::: DATA FOR THIS TASK :::
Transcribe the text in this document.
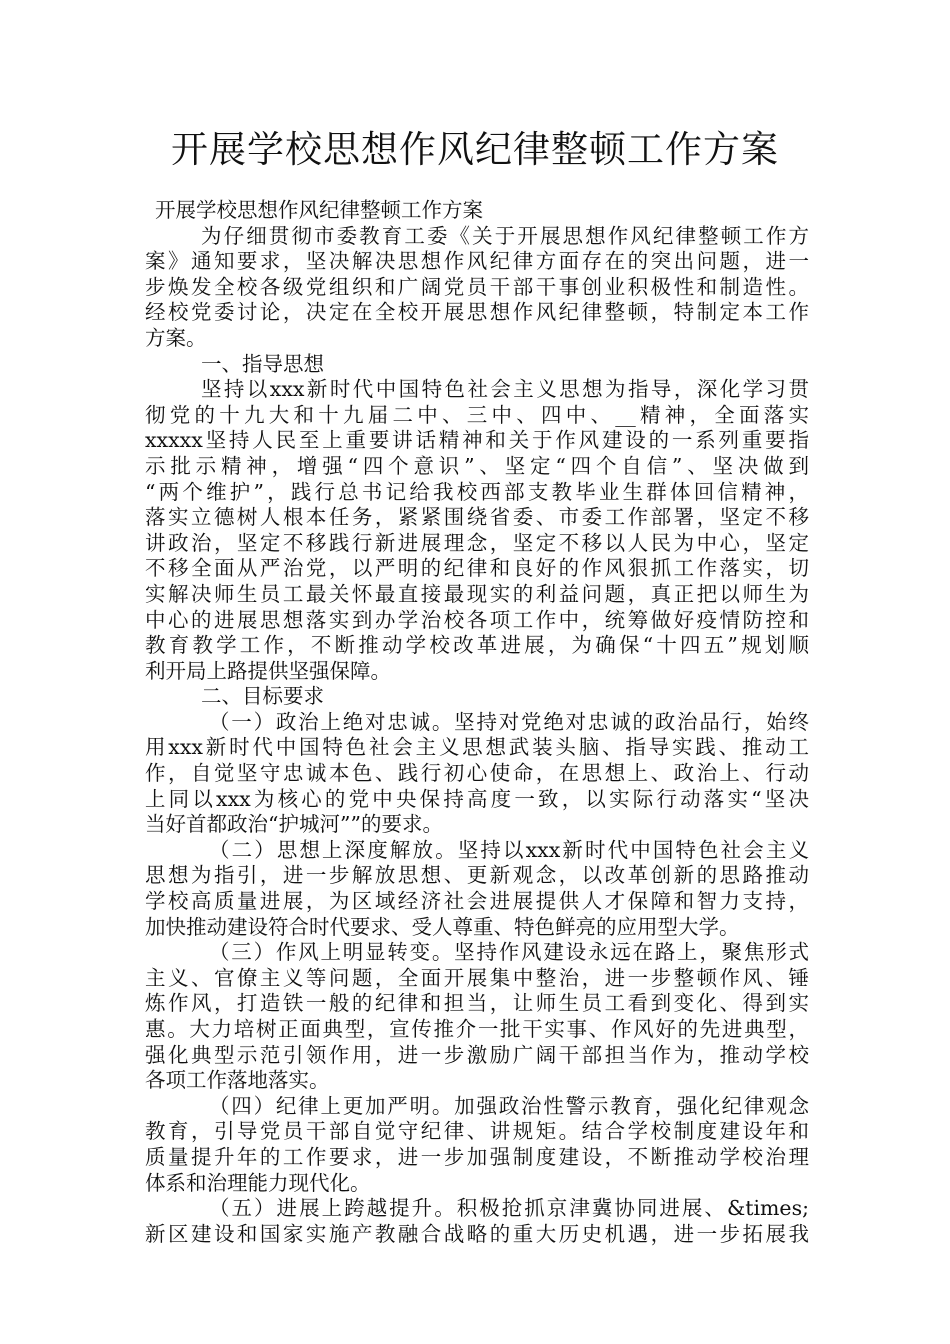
开展学校思想作风纪律整顿工作方案
开展学校思想作风纪律整顿工作方案
为仔细贯彻市委教育工委《关于开展思想作风纪律整顿工作方
案》通知要求，坚决解决思想作风纪律方面存在的突出问题，进一
步焕发全校各级党组织和广阔党员干部干事创业积极性和制造性。
经校党委讨论，决定在全校开展思想作风纪律整顿，特制定本工作
方案。
一、指导思想
坚持以xxx新时代中国特色社会主义思想为指导，深化学习贯
彻党的十九大和十九届二中、三中、四中、__精神，全面落实
xxxxx坚持人民至上重要讲话精神和关于作风建设的一系列重要指
示批示精神，增强“四个意识”、坚定“四个自信”、坚决做到
“两个维护”，践行总书记给我校西部支教毕业生群体回信精神，
落实立德树人根本任务，紧紧围绕省委、市委工作部署，坚定不移
讲政治，坚定不移践行新进展理念，坚定不移以人民为中心，坚定
不移全面从严治党，以严明的纪律和良好的作风狠抓工作落实，切
实解决师生员工最关怀最直接最现实的利益问题，真正把以师生为
中心的进展思想落实到办学治校各项工作中，统筹做好疫情防控和
教育教学工作，不断推动学校改革进展，为确保“十四五”规划顺
利开局上路提供坚强保障。
二、目标要求
（一）政治上绝对忠诚。坚持对党绝对忠诚的政治品行，始终
用xxx新时代中国特色社会主义思想武装头脑、指导实践、推动工
作，自觉坚守忠诚本色、践行初心使命，在思想上、政治上、行动
上同以xxx为核心的党中央保持高度一致，以实际行动落实“坚决
当好首都政治“护城河””的要求。
（二）思想上深度解放。坚持以xxx新时代中国特色社会主义
思想为指引，进一步解放思想、更新观念，以改革创新的思路推动
学校高质量进展，为区域经济社会进展提供人才保障和智力支持，
加快推动建设符合时代要求、受人尊重、特色鲜亮的应用型大学。
（三）作风上明显转变。坚持作风建设永远在路上，聚焦形式
主义、官僚主义等问题，全面开展集中整治，进一步整顿作风、锤
炼作风，打造铁一般的纪律和担当，让师生员工看到变化、得到实
惠。大力培树正面典型，宣传推介一批干实事、作风好的先进典型，
强化典型示范引领作用，进一步激励广阔干部担当作为，推动学校
各项工作落地落实。
（四）纪律上更加严明。加强政治性警示教育，强化纪律观念
教育，引导党员干部自觉守纪律、讲规矩。结合学校制度建设年和
质量提升年的工作要求，进一步加强制度建设，不断推动学校治理
体系和治理能力现代化。
（五）进展上跨越提升。积极抢抓京津冀协同进展、&times;
新区建设和国家实施产教融合战略的重大历史机遇，进一步拓展我
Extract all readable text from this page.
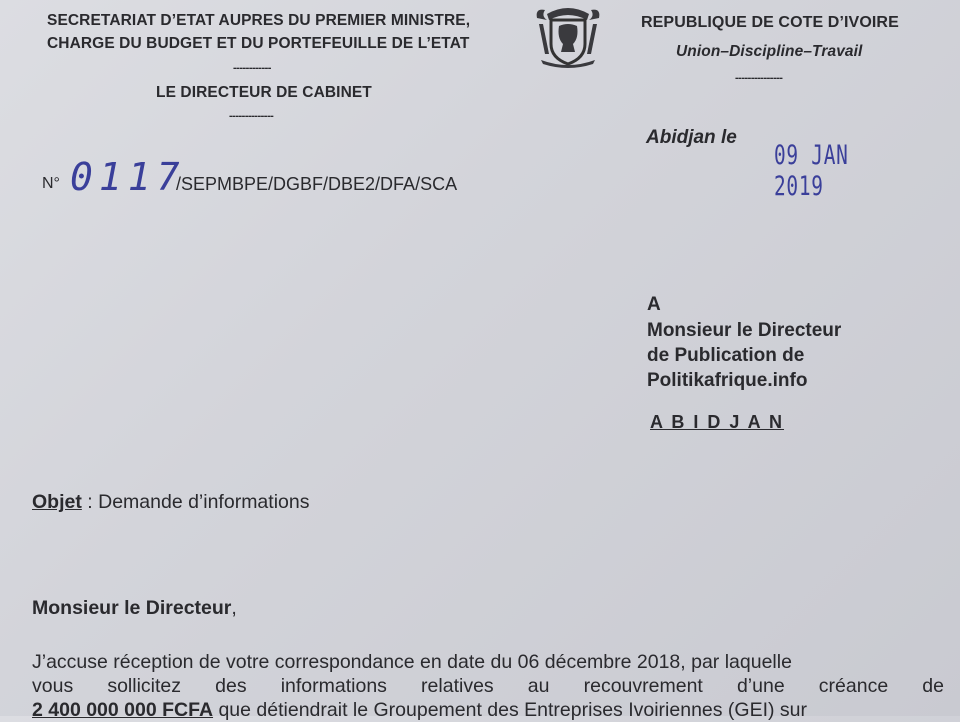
SECRETARIAT D’ETAT AUPRES DU PREMIER MINISTRE,
CHARGE DU BUDGET ET DU PORTEFEUILLE DE L’ETAT
------------
LE DIRECTEUR DE CABINET
--------------
REPUBLIQUE DE COTE D’IVOIRE
Union–Discipline–Travail
---------------
Abidjan le
09 JAN 2019
N° 0117
/SEPMBPE/DGBF/DBE2/DFA/SCA
A
Monsieur le Directeur
de Publication de
Politikafrique.info
A B I D J A N
Objet : Demande d’informations
Monsieur le Directeur,
J’accuse réception de votre correspondance en date du 06 décembre 2018, par laquelle
vous sollicitez des informations relatives au recouvrement d’une créance de
2 400 000 000 FCFA que détiendrait le Groupement des Entreprises Ivoiriennes (GEI) sur
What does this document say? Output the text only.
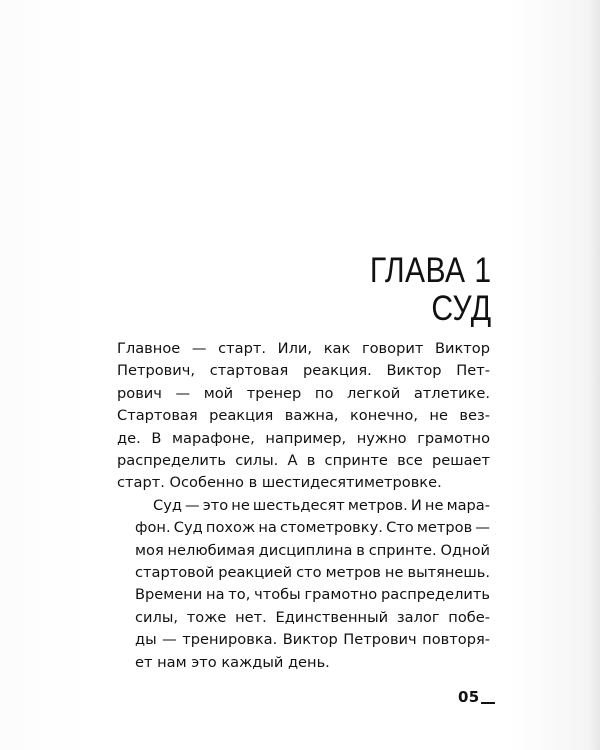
ГЛАВА 1
СУД

Главное — старт. Или, как говорит Виктор
Петрович, стартовая реакция. Виктор Пет-
рович — мой тренер по легкой атлетике.
Стартовая реакция важна, конечно, не вез-
де. В марафоне, например, нужно грамотно
распределить силы. А в спринте все решает
старт. Особенно в шестидесятиметровке.

Суд — это не шестьдесят метров. И не мара-
фон. Суд похож на стометровку. Сто метров —
моя нелюбимая дисциплина в спринте. Одной
стартовой реакцией сто метров не вытянешь.
Времени на то, чтобы грамотно распределить
силы, тоже нет. Единственный залог побе-
ды — тренировка. Виктор Петрович повторя-
ет нам это каждый день.

05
:::
* **WHAT THIS TASK INVOLVES**
Go through the records above and copy every line with the word "document".

* **SOLUTION FOR THIS PROBLEM**
Transcribe the text in this document.
What does this document say? Output the text only.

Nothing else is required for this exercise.